Exercise data:
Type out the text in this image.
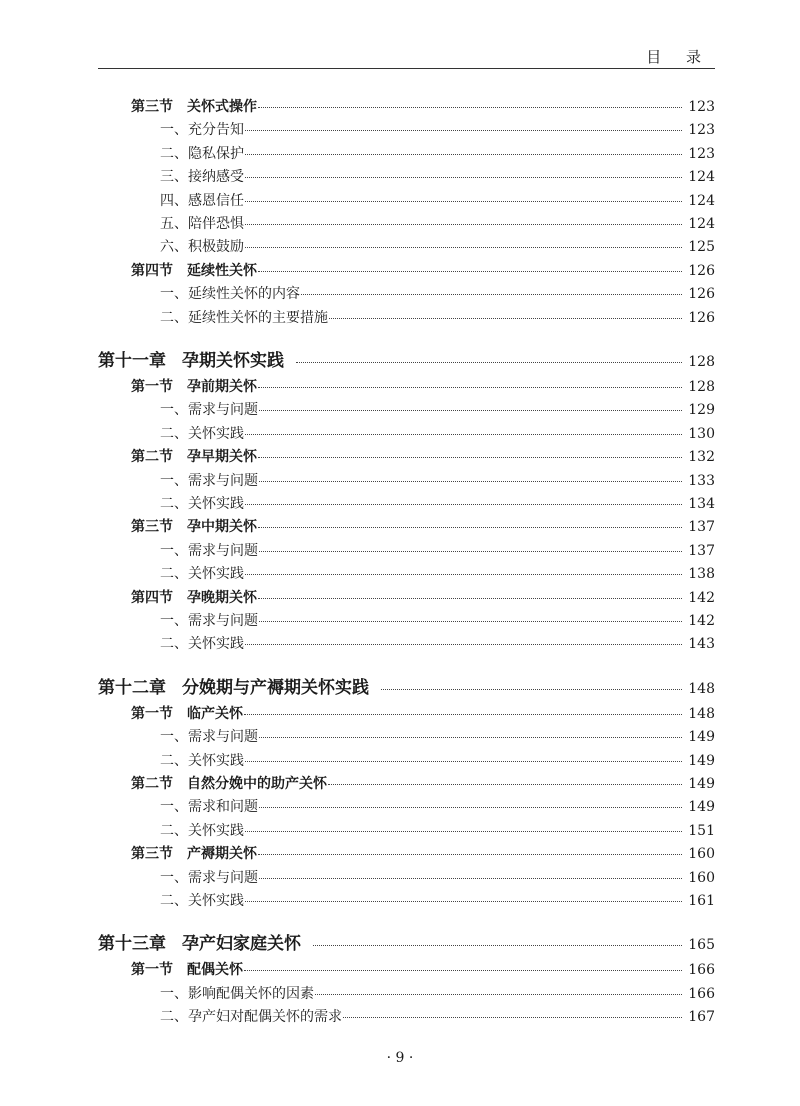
目 录
第三节 关怀式操作	123
一、充分告知	123
二、隐私保护	123
三、接纳感受	124
四、感恩信任	124
五、陪伴恐惧	124
六、积极鼓励	125
第四节 延续性关怀	126
一、延续性关怀的内容	126
二、延续性关怀的主要措施	126
第十一章 孕期关怀实践	128
第一节 孕前期关怀	128
一、需求与问题	129
二、关怀实践	130
第二节 孕早期关怀	132
一、需求与问题	133
二、关怀实践	134
第三节 孕中期关怀	137
一、需求与问题	137
二、关怀实践	138
第四节 孕晚期关怀	142
一、需求与问题	142
二、关怀实践	143
第十二章 分娩期与产褥期关怀实践	148
第一节 临产关怀	148
一、需求与问题	149
二、关怀实践	149
第二节 自然分娩中的助产关怀	149
一、需求和问题	149
二、关怀实践	151
第三节 产褥期关怀	160
一、需求与问题	160
二、关怀实践	161
第十三章 孕产妇家庭关怀	165
第一节 配偶关怀	166
一、影响配偶关怀的因素	166
二、孕产妇对配偶关怀的需求	167
· 9 ·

Set problem: Retype all entries exactly as they appear, dropping the images.

Worked answer:
Type out the text in this image.
目 录
第三节 关怀式操作	123
一、充分告知	123
二、隐私保护	123
三、接纳感受	124
四、感恩信任	124
五、陪伴恐惧	124
六、积极鼓励	125
第四节 延续性关怀	126
一、延续性关怀的内容	126
二、延续性关怀的主要措施	126
第十一章 孕期关怀实践	128
第一节 孕前期关怀	128
一、需求与问题	129
二、关怀实践	130
第二节 孕早期关怀	132
一、需求与问题	133
二、关怀实践	134
第三节 孕中期关怀	137
一、需求与问题	137
二、关怀实践	138
第四节 孕晚期关怀	142
一、需求与问题	142
二、关怀实践	143
第十二章 分娩期与产褥期关怀实践	148
第一节 临产关怀	148
一、需求与问题	149
二、关怀实践	149
第二节 自然分娩中的助产关怀	149
一、需求和问题	149
二、关怀实践	151
第三节 产褥期关怀	160
一、需求与问题	160
二、关怀实践	161
第十三章 孕产妇家庭关怀	165
第一节 配偶关怀	166
一、影响配偶关怀的因素	166
二、孕产妇对配偶关怀的需求	167
· 9 ·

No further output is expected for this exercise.